Problem details: Repeat the listing word for word. No pictures belong in the copy.

Input data:
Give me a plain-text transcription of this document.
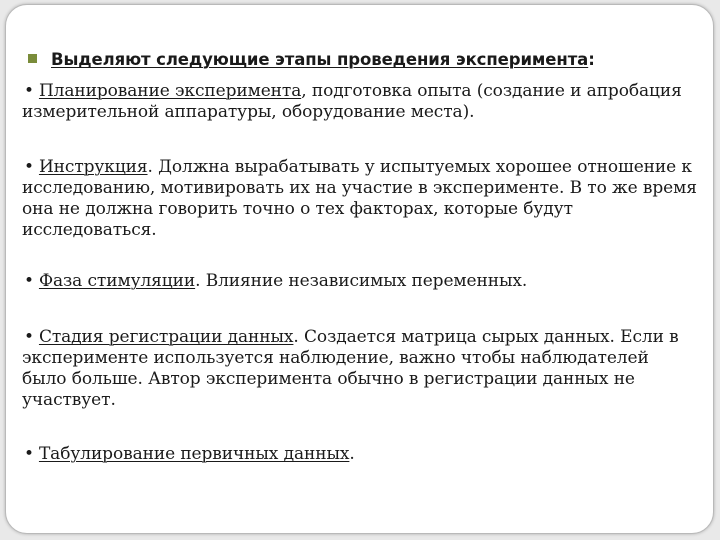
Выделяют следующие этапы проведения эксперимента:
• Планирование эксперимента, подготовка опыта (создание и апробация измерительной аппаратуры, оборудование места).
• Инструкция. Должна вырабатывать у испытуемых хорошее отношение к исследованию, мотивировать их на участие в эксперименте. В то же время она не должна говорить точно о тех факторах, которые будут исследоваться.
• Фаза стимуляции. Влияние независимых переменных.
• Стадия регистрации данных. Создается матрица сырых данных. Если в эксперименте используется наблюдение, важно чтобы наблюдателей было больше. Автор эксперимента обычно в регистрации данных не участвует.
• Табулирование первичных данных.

Expected output:
Give me a plain-text transcription of this document.
Выделяют следующие этапы проведения эксперимента:
• Планирование эксперимента, подготовка опыта (создание и апробация измерительной аппаратуры, оборудование места).
• Инструкция. Должна вырабатывать у испытуемых хорошее отношение к исследованию, мотивировать их на участие в эксперименте. В то же время она не должна говорить точно о тех факторах, которые будут исследоваться.
• Фаза стимуляции. Влияние независимых переменных.
• Стадия регистрации данных. Создается матрица сырых данных. Если в эксперименте используется наблюдение, важно чтобы наблюдателей было больше. Автор эксперимента обычно в регистрации данных не участвует.
• Табулирование первичных данных.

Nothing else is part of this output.